## Task statement
Copy out the listing that follows, exact in every word, and skip the images.

## Records for the task
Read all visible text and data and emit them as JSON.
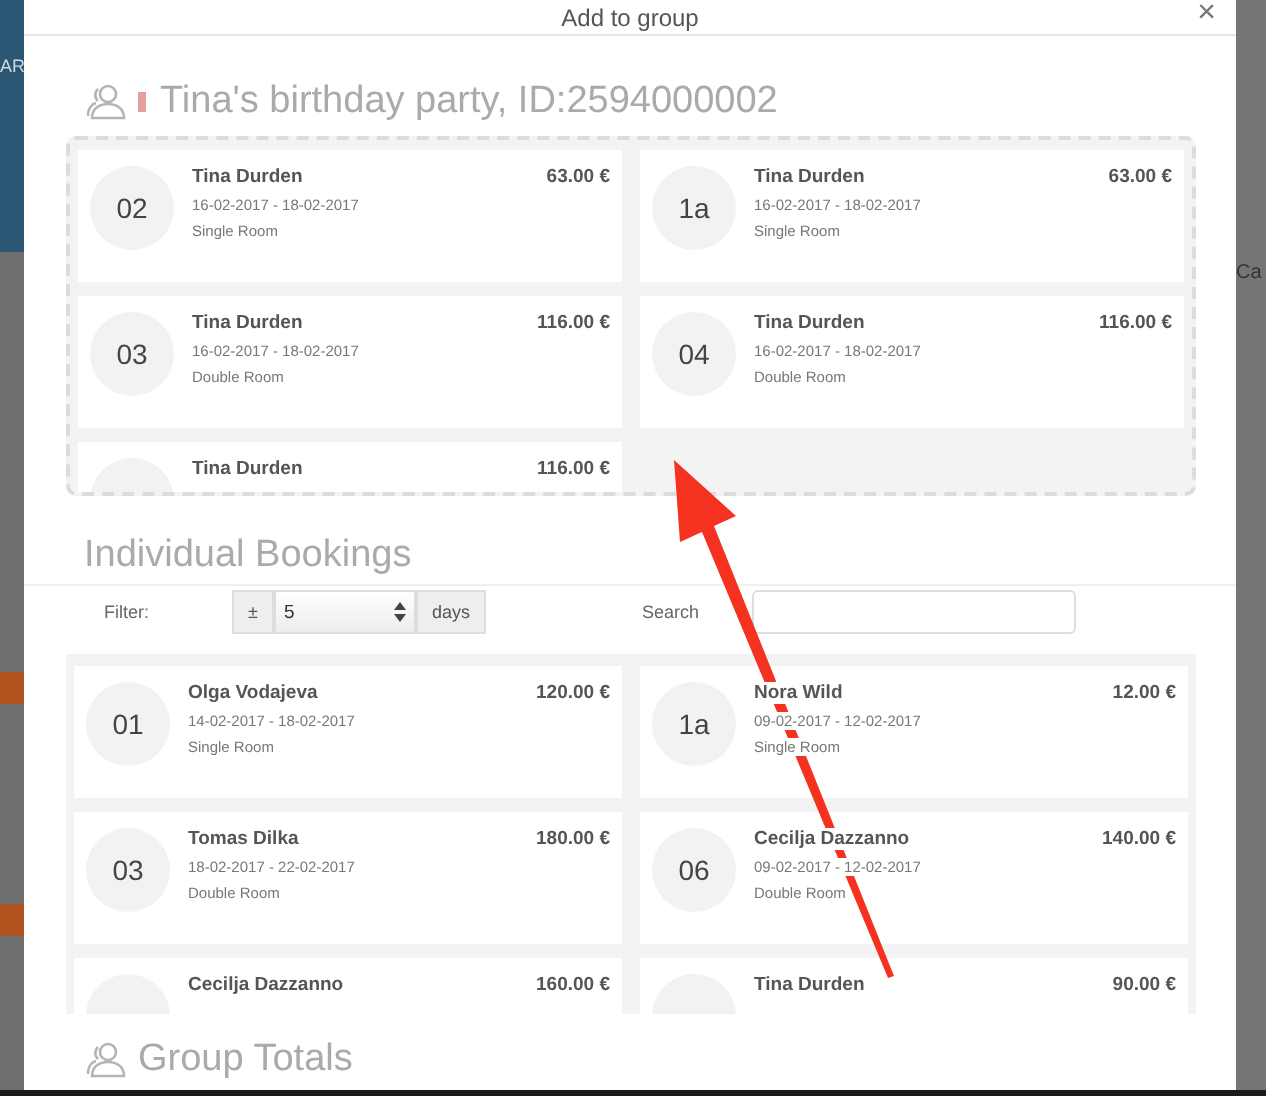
{
  "background": {
    "left_text": "AR",
    "right_text": "Ca"
  },
  "dialog": {
    "title": "Add to group",
    "close": "×"
  },
  "group": {
    "title": "Tina's birthday party, ID:2594000002",
    "bookings": [
      {
        "room": "02",
        "name": "Tina Durden",
        "dates": "16-02-2017 - 18-02-2017",
        "type": "Single Room",
        "price": "63.00 €"
      },
      {
        "room": "1a",
        "name": "Tina Durden",
        "dates": "16-02-2017 - 18-02-2017",
        "type": "Single Room",
        "price": "63.00 €"
      },
      {
        "room": "03",
        "name": "Tina Durden",
        "dates": "16-02-2017 - 18-02-2017",
        "type": "Double Room",
        "price": "116.00 €"
      },
      {
        "room": "04",
        "name": "Tina Durden",
        "dates": "16-02-2017 - 18-02-2017",
        "type": "Double Room",
        "price": "116.00 €"
      },
      {
        "name": "Tina Durden",
        "price": "116.00 €"
      }
    ]
  },
  "individual": {
    "title": "Individual Bookings",
    "filter": {
      "label": "Filter:",
      "prefix": "±",
      "value": "5",
      "unit": "days"
    },
    "search": {
      "label": "Search"
    },
    "bookings": [
      {
        "room": "01",
        "name": "Olga Vodajeva",
        "dates": "14-02-2017 - 18-02-2017",
        "type": "Single Room",
        "price": "120.00 €"
      },
      {
        "room": "1a",
        "name": "Nora Wild",
        "dates": "09-02-2017 - 12-02-2017",
        "type": "Single Room",
        "price": "12.00 €"
      },
      {
        "room": "03",
        "name": "Tomas Dilka",
        "dates": "18-02-2017 - 22-02-2017",
        "type": "Double Room",
        "price": "180.00 €"
      },
      {
        "room": "06",
        "name": "Cecilja Dazzanno",
        "dates": "09-02-2017 - 12-02-2017",
        "type": "Double Room",
        "price": "140.00 €"
      },
      {
        "name": "Cecilja Dazzanno",
        "price": "160.00 €"
      },
      {
        "name": "Tina Durden",
        "price": "90.00 €"
      }
    ]
  },
  "totals": {
    "title": "Group Totals"
  }
}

## Task answer
Read all visible text and data and emit them as JSON.
{
  "background": {
    "left_text": "AR",
    "right_text": "Ca"
  },
  "dialog": {
    "title": "Add to group",
    "close": "×"
  },
  "group": {
    "title": "Tina's birthday party, ID:2594000002",
    "bookings": [
      {
        "room": "02",
        "name": "Tina Durden",
        "dates": "16-02-2017 - 18-02-2017",
        "type": "Single Room",
        "price": "63.00 €"
      },
      {
        "room": "1a",
        "name": "Tina Durden",
        "dates": "16-02-2017 - 18-02-2017",
        "type": "Single Room",
        "price": "63.00 €"
      },
      {
        "room": "03",
        "name": "Tina Durden",
        "dates": "16-02-2017 - 18-02-2017",
        "type": "Double Room",
        "price": "116.00 €"
      },
      {
        "room": "04",
        "name": "Tina Durden",
        "dates": "16-02-2017 - 18-02-2017",
        "type": "Double Room",
        "price": "116.00 €"
      },
      {
        "name": "Tina Durden",
        "price": "116.00 €"
      }
    ]
  },
  "individual": {
    "title": "Individual Bookings",
    "filter": {
      "label": "Filter:",
      "prefix": "±",
      "value": "5",
      "unit": "days"
    },
    "search": {
      "label": "Search"
    },
    "bookings": [
      {
        "room": "01",
        "name": "Olga Vodajeva",
        "dates": "14-02-2017 - 18-02-2017",
        "type": "Single Room",
        "price": "120.00 €"
      },
      {
        "room": "1a",
        "name": "Nora Wild",
        "dates": "09-02-2017 - 12-02-2017",
        "type": "Single Room",
        "price": "12.00 €"
      },
      {
        "room": "03",
        "name": "Tomas Dilka",
        "dates": "18-02-2017 - 22-02-2017",
        "type": "Double Room",
        "price": "180.00 €"
      },
      {
        "room": "06",
        "name": "Cecilja Dazzanno",
        "dates": "09-02-2017 - 12-02-2017",
        "type": "Double Room",
        "price": "140.00 €"
      },
      {
        "name": "Cecilja Dazzanno",
        "price": "160.00 €"
      },
      {
        "name": "Tina Durden",
        "price": "90.00 €"
      }
    ]
  },
  "totals": {
    "title": "Group Totals"
  }
}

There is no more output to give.